Bounding box annotations:
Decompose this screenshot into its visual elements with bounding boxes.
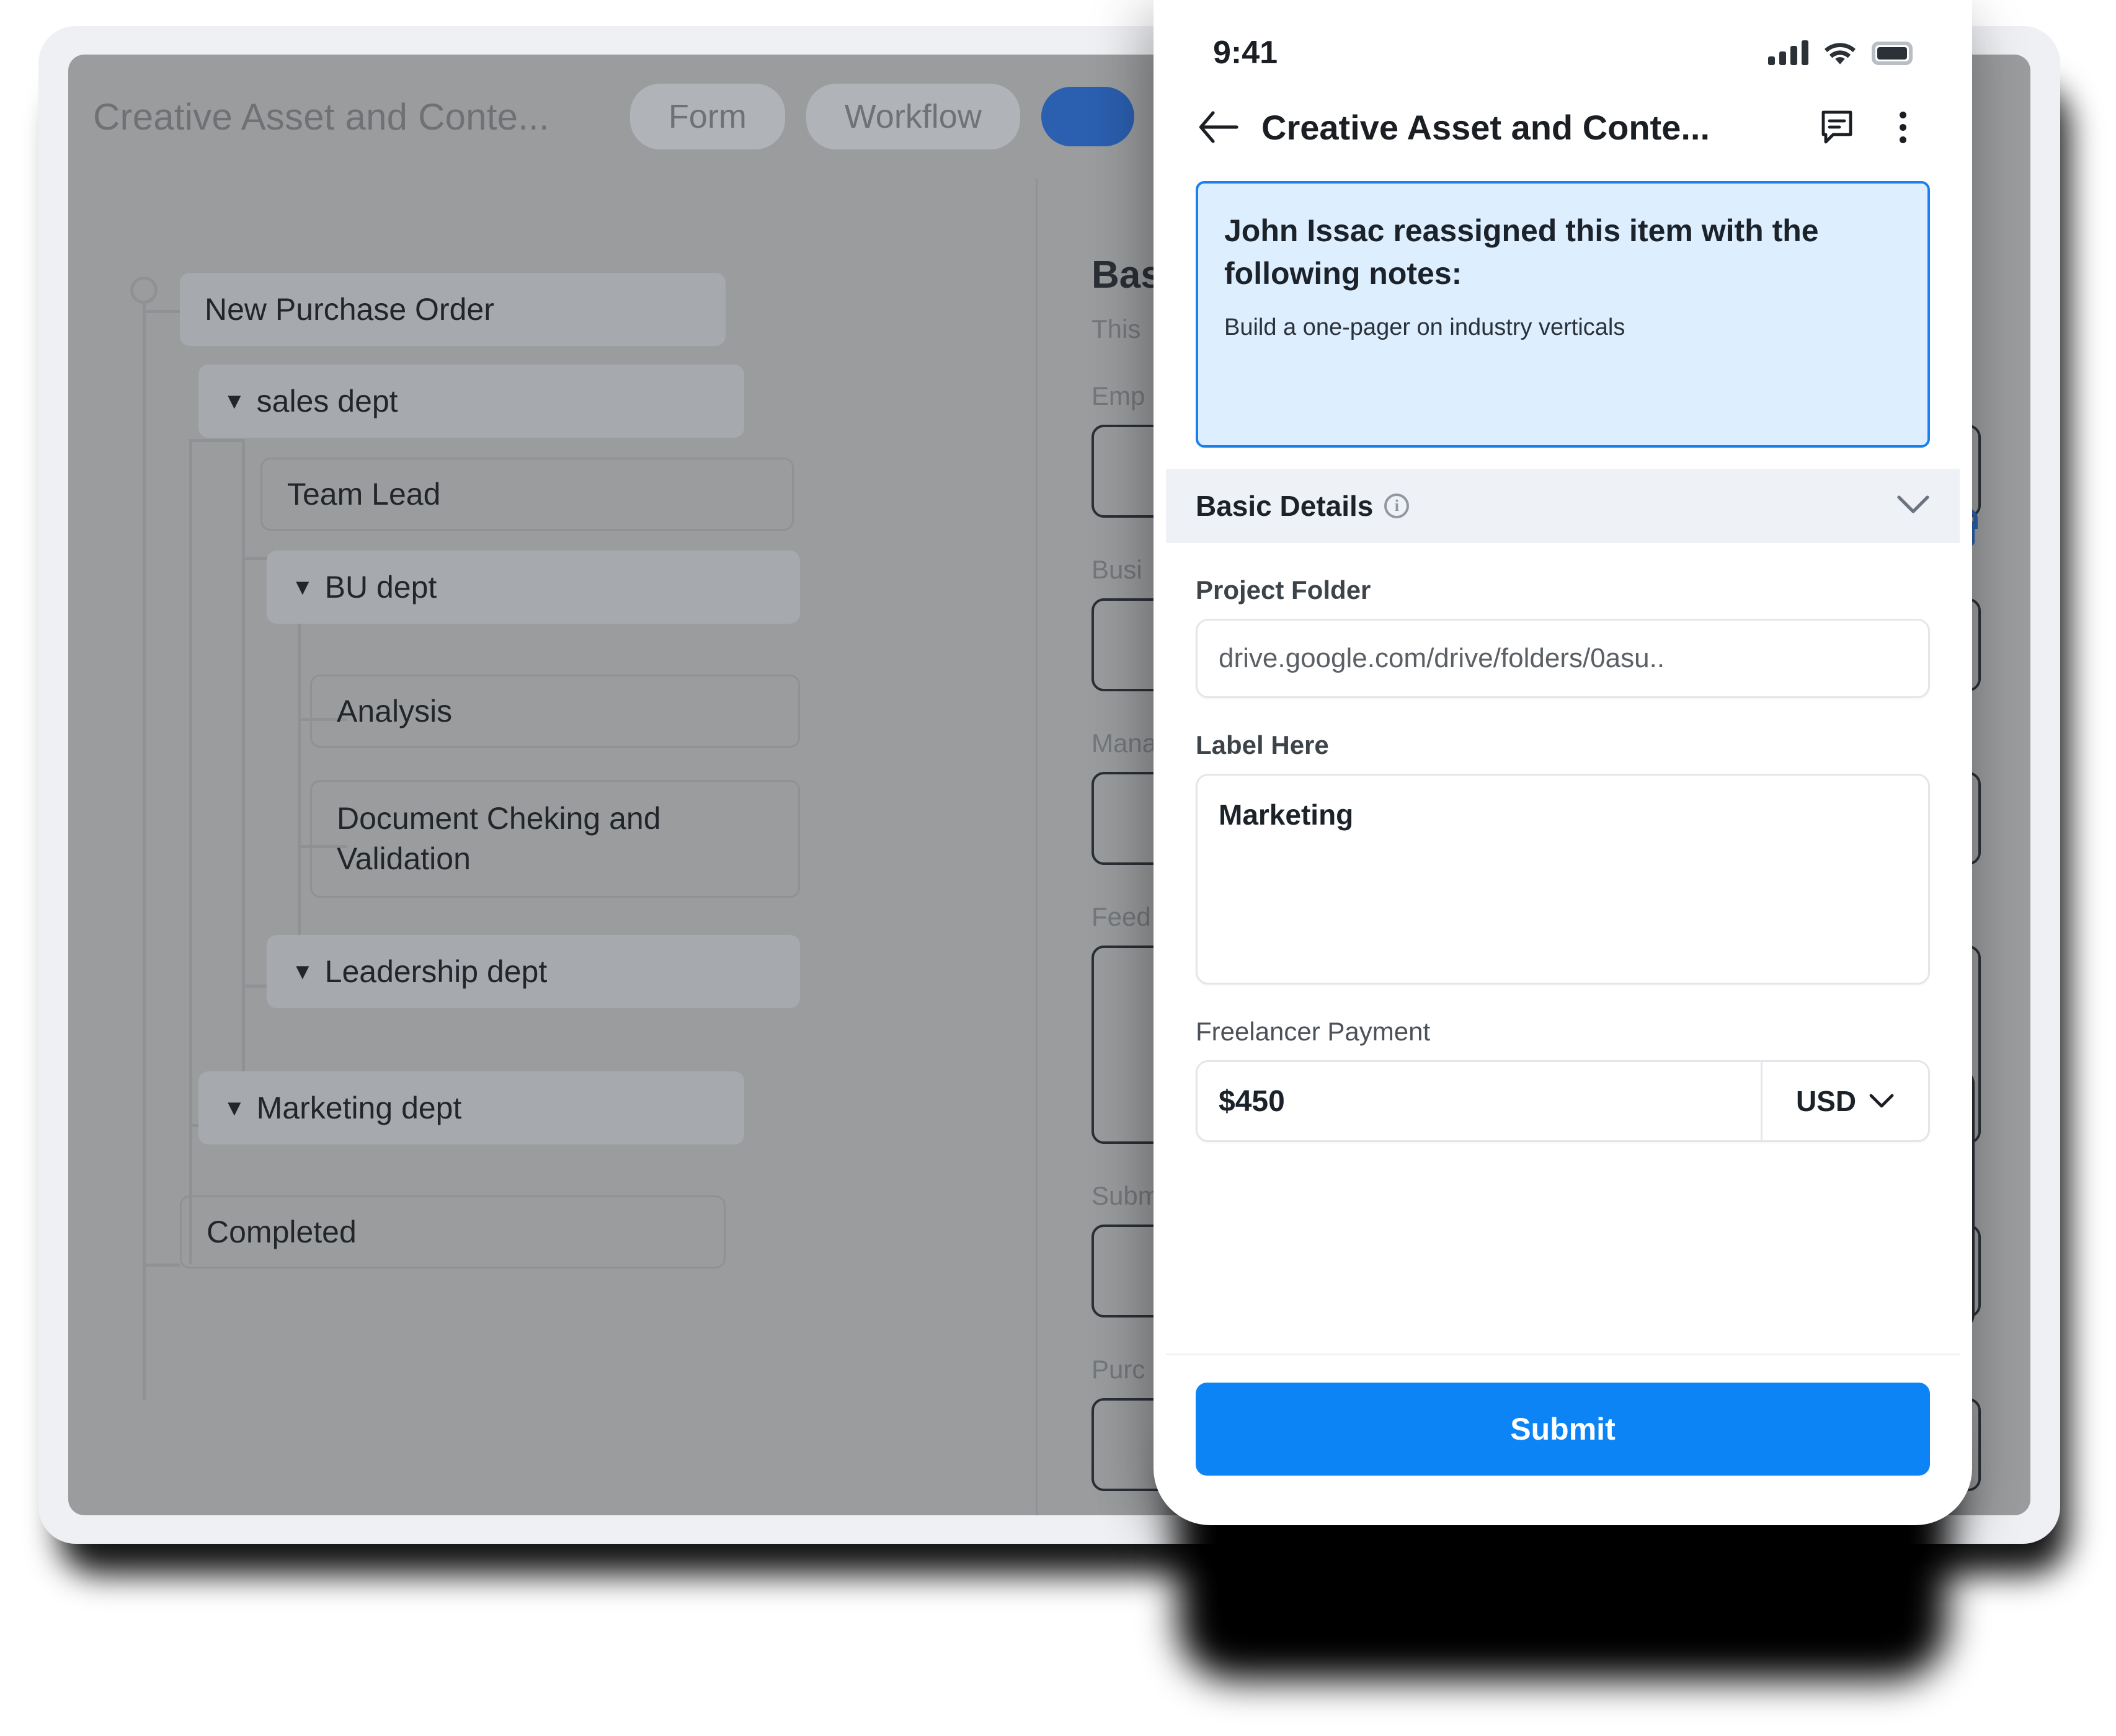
tree-node-label: sales dept	[256, 384, 398, 418]
back-arrow-icon[interactable]	[1196, 105, 1240, 149]
nav-bar: Creative Asset and Conte...	[1166, 87, 1960, 167]
notice-body: Build a one-pager on industry verticals	[1224, 314, 1625, 340]
status-bar: 9:41	[1166, 0, 1960, 87]
section-header-basic-details[interactable]: Basic Details i	[1166, 469, 1960, 543]
tab-form[interactable]: Form	[629, 84, 785, 149]
phone-device-frame: 9:41 Creative Asset and Conte... John Is…	[1154, 0, 1972, 1525]
tree-node-marketing-dept[interactable]: ▼ Marketing dept	[198, 1071, 744, 1145]
tree-connector	[189, 439, 242, 442]
tree-node-completed[interactable]: Completed	[180, 1195, 726, 1269]
tree-node-new-purchase-order[interactable]: New Purchase Order	[180, 273, 726, 346]
submit-button[interactable]: Submit	[1196, 1383, 1930, 1476]
section-title: Basic Details	[1196, 490, 1374, 522]
chevron-down-icon[interactable]	[1896, 494, 1930, 518]
notice-title: John Issac reassigned this item with the…	[1224, 213, 1819, 291]
page-title: Creative Asset and Conte...	[1261, 107, 1710, 147]
tree-node-label: Analysis	[337, 694, 453, 728]
tab-primary-action[interactable]	[1041, 87, 1134, 146]
tree-connector	[143, 1264, 180, 1267]
caret-down-icon: ▼	[223, 388, 246, 414]
tree-node-label: Leadership dept	[324, 954, 548, 989]
currency-value: USD	[1795, 1085, 1857, 1117]
tree-node-bu-dept[interactable]: ▼ BU dept	[267, 551, 800, 624]
cellular-signal-icon	[1768, 40, 1808, 65]
tree-spine-line	[143, 303, 146, 1400]
battery-icon	[1872, 42, 1913, 65]
info-icon[interactable]: i	[1384, 494, 1410, 518]
field-label-here: Label Here Marketing	[1166, 730, 1960, 985]
freelancer-payment-group: $450 USD	[1196, 1060, 1930, 1142]
kebab-menu-icon[interactable]	[1880, 105, 1925, 149]
tree-connector	[242, 439, 245, 1127]
comment-icon[interactable]	[1815, 105, 1859, 149]
tree-node-leadership-dept[interactable]: ▼ Leadership dept	[267, 935, 800, 1008]
phone-screen: 9:41 Creative Asset and Conte... John Is…	[1154, 0, 1972, 1525]
caret-down-icon: ▼	[291, 574, 314, 600]
tree-connector	[143, 310, 180, 313]
label-here-textarea[interactable]: Marketing	[1196, 774, 1930, 985]
field-label: Label Here	[1196, 730, 1329, 760]
tab-workflow[interactable]: Workflow	[806, 84, 1020, 149]
chevron-down-icon	[1869, 1094, 1894, 1108]
caret-down-icon: ▼	[223, 1095, 246, 1120]
field-label: Freelancer Payment	[1196, 1017, 1431, 1046]
tree-node-label: New Purchase Order	[205, 292, 494, 327]
currency-select[interactable]: USD	[1761, 1062, 1928, 1140]
field-label: Project Folder	[1196, 575, 1371, 604]
status-bar-clock: 9:41	[1213, 35, 1278, 71]
workflow-tree: New Purchase Order ▼ sales dept Team Lea…	[68, 179, 1036, 1515]
reassignment-notice-banner: John Issac reassigned this item with the…	[1196, 181, 1930, 448]
field-freelancer-payment: Freelancer Payment $450 USD	[1166, 1017, 1960, 1142]
payment-amount-input[interactable]: $450	[1198, 1062, 1761, 1140]
tree-node-team-lead[interactable]: Team Lead	[260, 458, 794, 531]
tablet-page-title: Creative Asset and Conte...	[93, 95, 549, 138]
tree-node-sales-dept[interactable]: ▼ sales dept	[198, 365, 744, 438]
status-bar-icons	[1768, 40, 1913, 65]
tree-node-label: Team Lead	[287, 477, 441, 512]
tree-root-node-icon	[130, 277, 158, 304]
screenshot-root: Creative Asset and Conte... Form Workflo…	[0, 0, 2116, 1736]
wifi-icon	[1825, 43, 1856, 64]
project-folder-input[interactable]: drive.google.com/drive/folders/0asu..	[1196, 619, 1930, 698]
tree-node-label: Document Cheking and Validation	[337, 801, 661, 876]
caret-down-icon: ▼	[291, 959, 314, 984]
tablet-tab-group: Form Workflow	[629, 84, 1134, 149]
tree-node-label: Marketing dept	[256, 1091, 462, 1125]
tree-node-document-checking[interactable]: Document Cheking and Validation	[310, 780, 800, 898]
tree-node-label: Completed	[207, 1215, 357, 1249]
field-project-folder: Project Folder drive.google.com/drive/fo…	[1166, 575, 1960, 698]
tree-node-analysis[interactable]: Analysis	[310, 675, 800, 748]
tree-connector	[189, 439, 192, 1264]
phone-content: John Issac reassigned this item with the…	[1166, 167, 1960, 1353]
phone-footer: Submit	[1166, 1353, 1960, 1513]
tree-node-label: BU dept	[324, 570, 437, 604]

== INSTRUCTION ==
Copy the data from the line with "384, 398, 418]" up to and including the line with "1195, 726, 1269]", keeping each line the same as in the data.

== ANSWER TO THE EXERCISE ==
tree-node-label: sales dept	[256, 384, 398, 418]
back-arrow-icon[interactable]	[1196, 105, 1240, 149]
nav-bar: Creative Asset and Conte...	[1166, 87, 1960, 167]
notice-body: Build a one-pager on industry verticals	[1224, 314, 1625, 340]
status-bar: 9:41	[1166, 0, 1960, 87]
section-header-basic-details[interactable]: Basic Details i	[1166, 469, 1960, 543]
tab-form[interactable]: Form	[629, 84, 785, 149]
phone-device-frame: 9:41 Creative Asset and Conte... John Is…	[1154, 0, 1972, 1525]
tree-node-marketing-dept[interactable]: ▼ Marketing dept	[198, 1071, 744, 1145]
tree-connector	[189, 439, 242, 442]
tree-node-completed[interactable]: Completed	[180, 1195, 726, 1269]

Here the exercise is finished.